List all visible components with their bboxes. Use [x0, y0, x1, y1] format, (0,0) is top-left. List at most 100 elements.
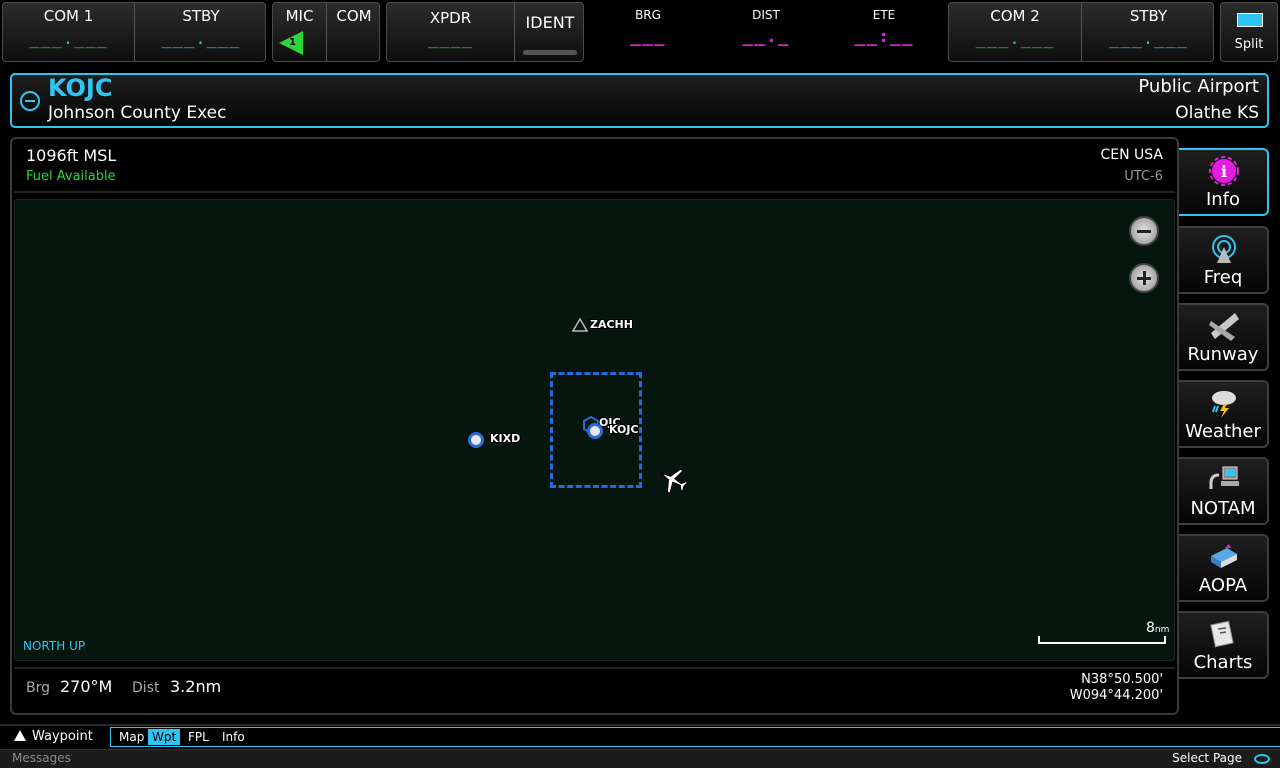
zoom-in-button[interactable]: [1129, 263, 1159, 293]
waypoint-label-zachh[interactable]: ZACHH: [590, 318, 633, 331]
ownship-airplane-icon: [660, 468, 689, 495]
waypoint-label-kixd[interactable]: KIXD: [490, 432, 520, 445]
page-tabs: Map Wpt FPL Info: [110, 727, 1280, 747]
airport-info-strip: 1096ft MSL Fuel Available CEN USA UTC-6: [14, 141, 1175, 193]
select-page-label: Select Page: [1172, 751, 1242, 765]
brg-label: BRG: [635, 8, 661, 22]
distance-value: 3.2nm: [170, 677, 222, 696]
split-button[interactable]: Split: [1220, 2, 1278, 62]
airport-header[interactable]: KOJC Johnson County Exec Public Airport …: [10, 73, 1269, 128]
xpdr-button[interactable]: XPDR ____: [387, 3, 515, 61]
tab-aopa-label: AOPA: [1198, 575, 1248, 596]
split-screen-icon: [1237, 13, 1263, 27]
tab-notam[interactable]: NOTAM: [1179, 457, 1269, 525]
minus-icon: [1137, 230, 1151, 233]
tab-info[interactable]: i Info: [1179, 148, 1269, 216]
tab-freq[interactable]: Freq: [1179, 226, 1269, 294]
plus-icon-v: [1143, 271, 1146, 285]
audio-box: MIC 1 COM: [272, 2, 380, 62]
com1-standby-button[interactable]: STBY ___.___: [135, 3, 267, 61]
tab-aopa[interactable]: AOPA: [1179, 534, 1269, 602]
com2-standby-button[interactable]: STBY ___.___: [1082, 3, 1215, 61]
scale-value: 8: [1146, 620, 1155, 636]
airport-identifier: KOJC: [48, 74, 113, 102]
runway-icon: [1209, 313, 1239, 341]
mic-label: MIC: [285, 7, 314, 25]
fuel-status: Fuel Available: [26, 169, 116, 184]
com1-active-button[interactable]: COM 1 ___.___: [3, 3, 135, 61]
page-tab-fpl[interactable]: FPL: [184, 729, 213, 745]
waypoint-label-kojc[interactable]: KOJC: [609, 423, 639, 436]
bearing-label: Brg: [26, 680, 51, 696]
com-label: COM: [336, 7, 372, 25]
airport-elevation: 1096ft MSL: [26, 146, 117, 165]
split-label: Split: [1234, 37, 1264, 52]
message-bar: Messages Select Page: [0, 749, 1280, 768]
moving-map[interactable]: ZACHH OJC KOJC KIXD NORTH UP 8nm: [14, 199, 1175, 661]
mic-button[interactable]: MIC 1: [273, 3, 327, 61]
brg-value: ___: [630, 26, 666, 47]
tab-runway[interactable]: Runway: [1179, 303, 1269, 371]
airport-name: Johnson County Exec: [48, 103, 227, 123]
zoom-out-button[interactable]: [1129, 216, 1159, 246]
map-orientation[interactable]: NORTH UP: [23, 639, 85, 653]
com1-box: COM 1 ___.___ STBY ___.___: [2, 2, 266, 62]
ete-label: ETE: [872, 8, 896, 22]
bearing-value: 270°M: [60, 677, 113, 696]
position-strip: Brg 270°M Dist 3.2nm N38°50.500' W094°44…: [14, 667, 1175, 711]
com2-box: COM 2 ___.___ STBY ___.___: [948, 2, 1214, 62]
info-icon: i: [1209, 156, 1239, 186]
tab-info-label: Info: [1205, 189, 1241, 210]
ident-label: IDENT: [525, 13, 575, 32]
map-scale-bar: [1038, 636, 1166, 644]
tab-runway-label: Runway: [1187, 344, 1259, 365]
com2-frequency: ___.___: [975, 29, 1055, 49]
page-tab-wpt[interactable]: Wpt: [148, 729, 181, 745]
stby1-frequency: ___.___: [161, 29, 241, 49]
book-icon: [1211, 544, 1237, 568]
current-page-name: Waypoint: [14, 729, 93, 744]
ete-value: __:__: [854, 26, 914, 47]
distance-label: Dist: [132, 680, 160, 696]
xpdr-box: XPDR ____ IDENT: [386, 2, 584, 62]
map-scale-value: 8nm: [1146, 620, 1169, 636]
current-page-label: Waypoint: [32, 729, 93, 744]
com-button[interactable]: COM: [327, 3, 381, 61]
tab-weather-label: Weather: [1185, 421, 1261, 442]
com1-label: COM 1: [43, 7, 94, 25]
notam-icon: [1209, 466, 1239, 489]
tab-freq-label: Freq: [1203, 267, 1243, 288]
page-tab-info[interactable]: Info: [218, 729, 249, 745]
waypoint-triangle-icon: [14, 730, 26, 741]
knob-icon: [1254, 754, 1270, 764]
dist-value: __._: [742, 26, 790, 47]
airport-icon[interactable]: [587, 423, 603, 439]
dist-label: DIST: [752, 8, 780, 22]
xpdr-label: XPDR: [429, 9, 472, 27]
status-bar: COM 1 ___.___ STBY ___.___ MIC 1 COM XPD…: [0, 0, 1280, 66]
mic-indicator: 1: [289, 37, 296, 48]
stby2-label: STBY: [1129, 7, 1168, 25]
com1-frequency: ___.___: [29, 29, 108, 49]
tab-weather[interactable]: Weather: [1179, 380, 1269, 448]
page-bar: Waypoint Map Wpt FPL Info: [0, 724, 1280, 748]
charts-icon: [1210, 620, 1234, 648]
waypoint-info-panel: 1096ft MSL Fuel Available CEN USA UTC-6 …: [10, 137, 1179, 715]
scale-unit: nm: [1154, 625, 1170, 635]
airport-icon[interactable]: [468, 432, 484, 448]
xpdr-code: ____: [428, 29, 473, 49]
tab-notam-label: NOTAM: [1190, 498, 1256, 519]
ident-button[interactable]: IDENT: [515, 3, 585, 61]
page-tab-map[interactable]: Map: [115, 729, 148, 745]
stby1-label: STBY: [182, 7, 220, 25]
airport-region: CEN USA: [1100, 147, 1163, 163]
collapse-icon[interactable]: [20, 91, 40, 111]
airport-type: Public Airport: [1138, 76, 1259, 97]
intersection-triangle-icon: [572, 318, 588, 332]
latitude: N38°50.500': [1081, 672, 1163, 687]
com2-active-button[interactable]: COM 2 ___.___: [949, 3, 1082, 61]
svg-text:i: i: [1221, 162, 1227, 181]
messages-button[interactable]: Messages: [12, 751, 71, 765]
airport-location: Olathe KS: [1175, 103, 1259, 123]
tab-charts[interactable]: Charts: [1179, 611, 1269, 679]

━━━━━━━━━━━━━━━━━━━━━━━━━━━━━━

__REQUEST__
Reproduce the material with every "Fuel Available" swapped for "Fuel Unavailable", leaving everything else unchanged. Leave the pictures out of your answer.

__THE OUTPUT__
List all visible components with their bboxes. Use [x0, y0, x1, y1] format, (0,0) is top-left. List at most 100 elements.
zoom-in-button[interactable]: [1129, 263, 1159, 293]
waypoint-label-zachh[interactable]: ZACHH: [590, 318, 633, 331]
ownship-airplane-icon: [660, 468, 689, 495]
waypoint-label-kixd[interactable]: KIXD: [490, 432, 520, 445]
page-tabs: Map Wpt FPL Info: [110, 727, 1280, 747]
airport-info-strip: 1096ft MSL Fuel Unavailable CEN USA UTC-6: [14, 141, 1175, 193]
select-page-label: Select Page: [1172, 751, 1242, 765]
brg-label: BRG: [635, 8, 661, 22]
distance-value: 3.2nm: [170, 677, 222, 696]
split-button[interactable]: Split: [1220, 2, 1278, 62]
airport-header[interactable]: KOJC Johnson County Exec Public Airport …: [10, 73, 1269, 128]
xpdr-button[interactable]: XPDR ____: [387, 3, 515, 61]
tab-aopa-label: AOPA: [1198, 575, 1248, 596]
split-screen-icon: [1237, 13, 1263, 27]
tab-notam[interactable]: NOTAM: [1179, 457, 1269, 525]
minus-icon: [1137, 230, 1151, 233]
tab-info[interactable]: i Info: [1179, 148, 1269, 216]
tab-freq[interactable]: Freq: [1179, 226, 1269, 294]
plus-icon-v: [1143, 271, 1146, 285]
audio-box: MIC 1 COM: [272, 2, 380, 62]
com1-standby-button[interactable]: STBY ___.___: [135, 3, 267, 61]
tab-aopa[interactable]: AOPA: [1179, 534, 1269, 602]
com2-standby-button[interactable]: STBY ___.___: [1082, 3, 1215, 61]
scale-value: 8: [1146, 620, 1155, 636]
airport-identifier: KOJC: [48, 74, 113, 102]
runway-icon: [1209, 313, 1239, 341]
mic-label: MIC: [285, 7, 314, 25]
fuel-status: Fuel Unavailable: [26, 169, 116, 184]
com1-active-button[interactable]: COM 1 ___.___: [3, 3, 135, 61]
page-tab-fpl[interactable]: FPL: [184, 729, 213, 745]
waypoint-label-kojc[interactable]: KOJC: [609, 423, 639, 436]
bearing-label: Brg: [26, 680, 51, 696]
com-label: COM: [336, 7, 372, 25]
airport-elevation: 1096ft MSL: [26, 146, 117, 165]
split-label: Split: [1234, 37, 1264, 52]
message-bar: Messages Select Page: [0, 749, 1280, 768]
moving-map[interactable]: ZACHH OJC KOJC KIXD NORTH UP 8nm: [14, 199, 1175, 661]
mic-button[interactable]: MIC 1: [273, 3, 327, 61]
brg-value: ___: [630, 26, 666, 47]
tab-runway[interactable]: Runway: [1179, 303, 1269, 371]
airport-name: Johnson County Exec: [48, 103, 227, 123]
zoom-out-button[interactable]: [1129, 216, 1159, 246]
map-orientation[interactable]: NORTH UP: [23, 639, 85, 653]
com1-box: COM 1 ___.___ STBY ___.___: [2, 2, 266, 62]
ete-label: ETE: [872, 8, 896, 22]
bearing-value: 270°M: [60, 677, 113, 696]
position-strip: Brg 270°M Dist 3.2nm N38°50.500' W094°44…: [14, 667, 1175, 711]
com2-box: COM 2 ___.___ STBY ___.___: [948, 2, 1214, 62]
info-icon: i: [1209, 156, 1239, 186]
tab-info-label: Info: [1205, 189, 1241, 210]
ident-label: IDENT: [525, 13, 575, 32]
map-scale-bar: [1038, 636, 1166, 644]
tab-runway-label: Runway: [1187, 344, 1259, 365]
com2-frequency: ___.___: [975, 29, 1055, 49]
page-tab-wpt[interactable]: Wpt: [148, 729, 181, 745]
stby1-frequency: ___.___: [161, 29, 241, 49]
book-icon: [1211, 544, 1237, 568]
current-page-name: Waypoint: [14, 729, 93, 744]
ete-value: __:__: [854, 26, 914, 47]
distance-label: Dist: [132, 680, 160, 696]
xpdr-box: XPDR ____ IDENT: [386, 2, 584, 62]
map-scale-value: 8nm: [1146, 620, 1169, 636]
current-page-label: Waypoint: [32, 729, 93, 744]
com-button[interactable]: COM: [327, 3, 381, 61]
tab-weather-label: Weather: [1185, 421, 1261, 442]
com1-label: COM 1: [43, 7, 94, 25]
notam-icon: [1209, 466, 1239, 489]
tab-freq-label: Freq: [1203, 267, 1243, 288]
page-tab-info[interactable]: Info: [218, 729, 249, 745]
waypoint-triangle-icon: [14, 730, 26, 741]
knob-icon: [1254, 754, 1270, 764]
dist-value: __._: [742, 26, 790, 47]
airport-icon[interactable]: [587, 423, 603, 439]
dist-label: DIST: [752, 8, 780, 22]
xpdr-label: XPDR: [429, 9, 472, 27]
status-bar: COM 1 ___.___ STBY ___.___ MIC 1 COM XPD…: [0, 0, 1280, 66]
mic-indicator: 1: [289, 37, 296, 48]
stby2-label: STBY: [1129, 7, 1168, 25]
com1-frequency: ___.___: [29, 29, 108, 49]
tab-weather[interactable]: Weather: [1179, 380, 1269, 448]
page-bar: Waypoint Map Wpt FPL Info: [0, 724, 1280, 748]
charts-icon: [1210, 620, 1234, 648]
waypoint-info-panel: 1096ft MSL Fuel Unavailable CEN USA UTC-6 …: [10, 137, 1179, 715]
scale-unit: nm: [1154, 625, 1170, 635]
airport-icon[interactable]: [468, 432, 484, 448]
xpdr-code: ____: [428, 29, 473, 49]
tab-notam-label: NOTAM: [1190, 498, 1256, 519]
ident-button[interactable]: IDENT: [515, 3, 585, 61]
page-tab-map[interactable]: Map: [115, 729, 148, 745]
stby1-label: STBY: [182, 7, 220, 25]
airport-region: CEN USA: [1100, 147, 1163, 163]
collapse-icon[interactable]: [20, 91, 40, 111]
airport-type: Public Airport: [1138, 76, 1259, 97]
intersection-triangle-icon: [572, 318, 588, 332]
latitude: N38°50.500': [1081, 672, 1163, 687]
com2-active-button[interactable]: COM 2 ___.___: [949, 3, 1082, 61]
svg-text:i: i: [1221, 162, 1227, 181]
messages-button[interactable]: Messages: [12, 751, 71, 765]
airport-location: Olathe KS: [1175, 103, 1259, 123]
tab-charts[interactable]: Charts: [1179, 611, 1269, 679]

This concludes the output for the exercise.